§ **WRITTEN REQUEST**: From the listing below, extract every line containing "email".

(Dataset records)
+++++

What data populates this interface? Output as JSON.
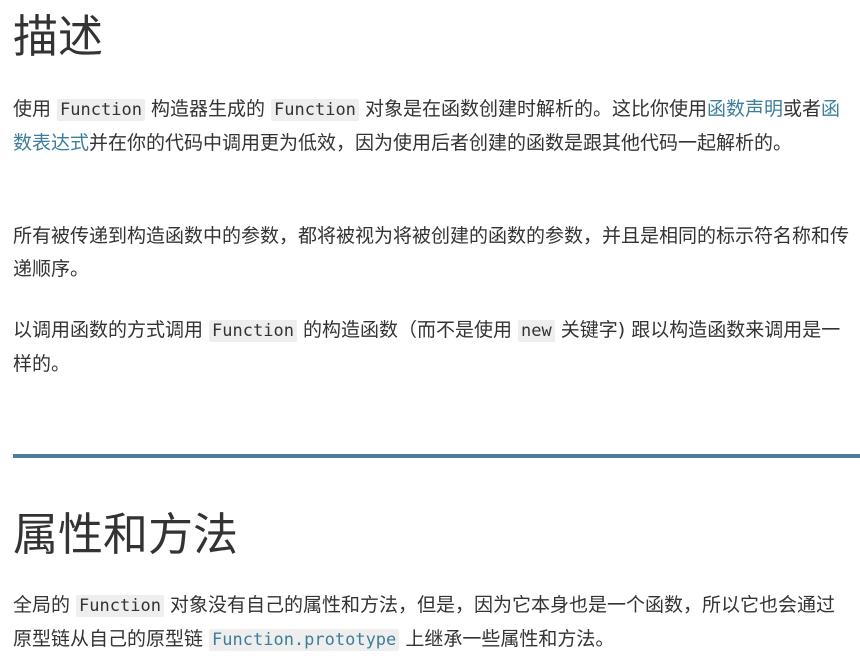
{
  "section1": {
    "heading": "描述",
    "para1": {
      "t1": "使用 ",
      "code1": "Function",
      "t2": " 构造器生成的 ",
      "code2": "Function",
      "t3": " 对象是在函数创建时解析的。这比你使用",
      "link1": "函数声明",
      "t4": "或者",
      "link2": "函数表达式",
      "t5": "并在你的代码中调用更为低效，因为使用后者创建的函数是跟其他代码一起解析的。"
    },
    "para2": "所有被传递到构造函数中的参数，都将被视为将被创建的函数的参数，并且是相同的标示符名称和传递顺序。",
    "para3": {
      "t1": "以调用函数的方式调用 ",
      "code1": "Function",
      "t2": " 的构造函数（而不是使用 ",
      "code2": "new",
      "t3": " 关键字) 跟以构造函数来调用是一样的。"
    }
  },
  "section2": {
    "heading": "属性和方法",
    "para1": {
      "t1": "全局的 ",
      "code1": "Function",
      "t2": " 对象没有自己的属性和方法，但是，因为它本身也是一个函数，所以它也会通过原型链从自己的原型链 ",
      "link1": "Function.prototype",
      "t3": " 上继承一些属性和方法。"
    }
  },
  "colors": {
    "text": "#333333",
    "link": "#3d7e9a",
    "rule": "#4d7e9e",
    "code_bg": "#eeeeee"
  }
}
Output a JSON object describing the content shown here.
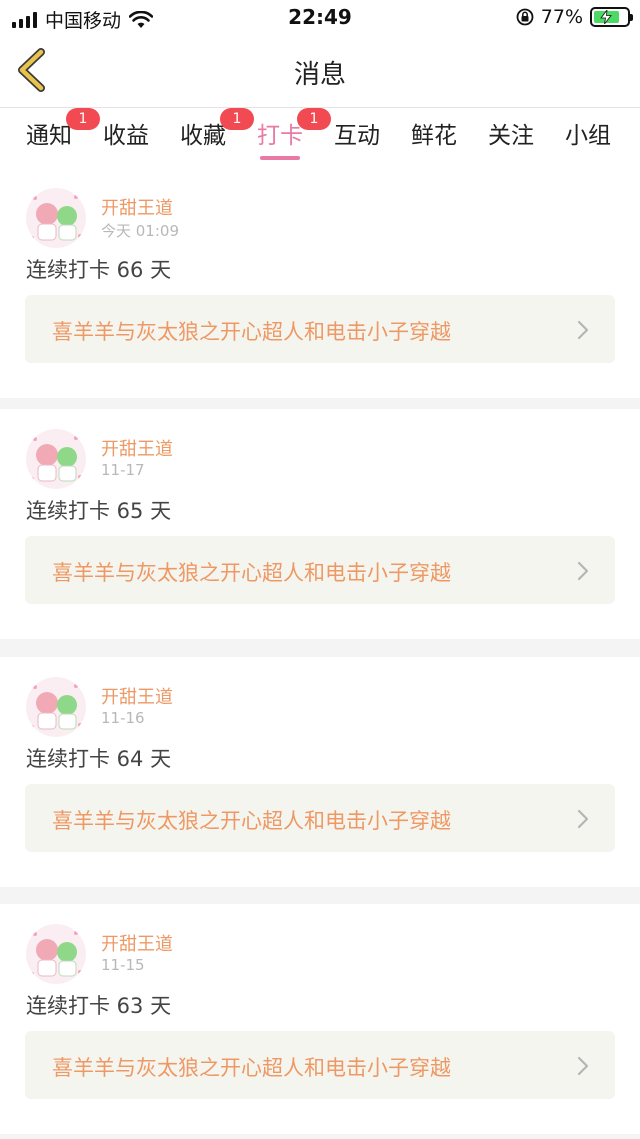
{
  "status_bar": {
    "carrier": "中国移动",
    "time": "22:49",
    "battery_percent": "77%",
    "battery_level": 0.77
  },
  "nav": {
    "title": "消息"
  },
  "tabs": [
    {
      "label": "通知",
      "badge": "1",
      "active": false
    },
    {
      "label": "收益",
      "badge": "",
      "active": false
    },
    {
      "label": "收藏",
      "badge": "1",
      "active": false
    },
    {
      "label": "打卡",
      "badge": "1",
      "active": true
    },
    {
      "label": "互动",
      "badge": "",
      "active": false
    },
    {
      "label": "鲜花",
      "badge": "",
      "active": false
    },
    {
      "label": "关注",
      "badge": "",
      "active": false
    },
    {
      "label": "小组",
      "badge": "",
      "active": false
    }
  ],
  "items": [
    {
      "author": "开甜王道",
      "time": "今天 01:09",
      "text": "连续打卡 66 天",
      "book": "喜羊羊与灰太狼之开心超人和电击小子穿越"
    },
    {
      "author": "开甜王道",
      "time": "11-17",
      "text": "连续打卡 65 天",
      "book": "喜羊羊与灰太狼之开心超人和电击小子穿越"
    },
    {
      "author": "开甜王道",
      "time": "11-16",
      "text": "连续打卡 64 天",
      "book": "喜羊羊与灰太狼之开心超人和电击小子穿越"
    },
    {
      "author": "开甜王道",
      "time": "11-15",
      "text": "连续打卡 63 天",
      "book": "喜羊羊与灰太狼之开心超人和电击小子穿越"
    }
  ],
  "colors": {
    "accent_pink": "#e87aa4",
    "accent_orange": "#ee9965",
    "badge_red": "#f24a52",
    "back_arrow": "#e9c44d"
  },
  "icons": {
    "back": "chevron-left-icon",
    "item_link": "chevron-right-icon",
    "wifi": "wifi-icon",
    "lock": "rotation-lock-icon"
  }
}
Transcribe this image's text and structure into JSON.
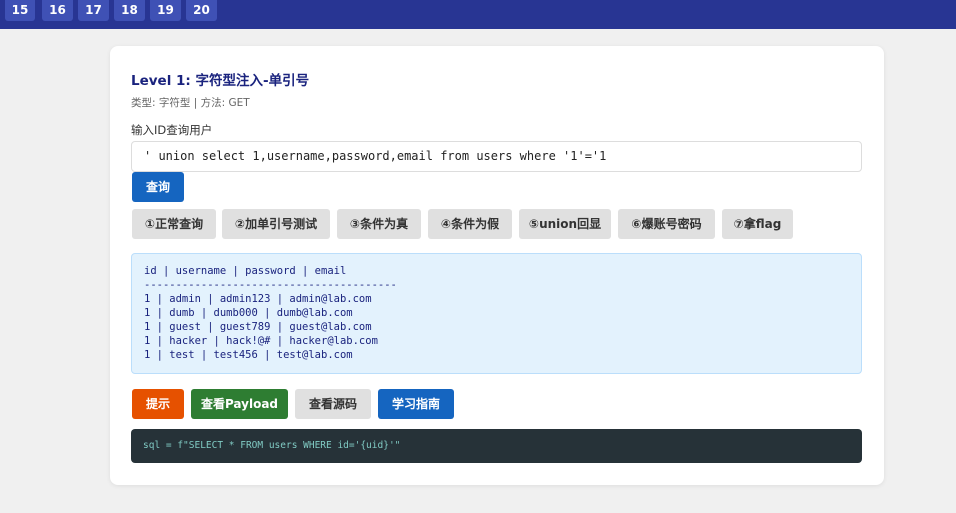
{
  "pagination": [
    "15",
    "16",
    "17",
    "18",
    "19",
    "20"
  ],
  "level": {
    "title": "Level 1: 字符型注入-单引号",
    "meta": "类型: 字符型 | 方法: GET"
  },
  "form": {
    "label": "输入ID查询用户",
    "input_value": "' union select 1,username,password,email from users where '1'='1",
    "submit_label": "查询"
  },
  "steps": [
    "①正常查询",
    "②加单引号测试",
    "③条件为真",
    "④条件为假",
    "⑤union回显",
    "⑥爆账号密码",
    "⑦拿flag"
  ],
  "result": {
    "header": "id | username | password | email",
    "separator": "----------------------------------------",
    "rows": [
      "1 | admin | admin123 | admin@lab.com",
      "1 | dumb | dumb000 | dumb@lab.com",
      "1 | guest | guest789 | guest@lab.com",
      "1 | hacker | hack!@# | hacker@lab.com",
      "1 | test | test456 | test@lab.com"
    ]
  },
  "actions": {
    "hint": "提示",
    "payload": "查看Payload",
    "source": "查看源码",
    "guide": "学习指南"
  },
  "code": "sql = f\"SELECT * FROM users WHERE id='{uid}'\"",
  "colors": {
    "topbar": "#283593",
    "page_button": "#3f51b5",
    "title": "#1a237e",
    "primary": "#1565c0",
    "hint": "#e65100",
    "payload": "#2e7d32",
    "result_bg": "#e3f2fd",
    "code_bg": "#263238"
  }
}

+++++

§ **FINAL ANSWER**:
    "input_value": "' union select 1,username,password,email from users where '1'='1",
    "header": "id | username | password | email",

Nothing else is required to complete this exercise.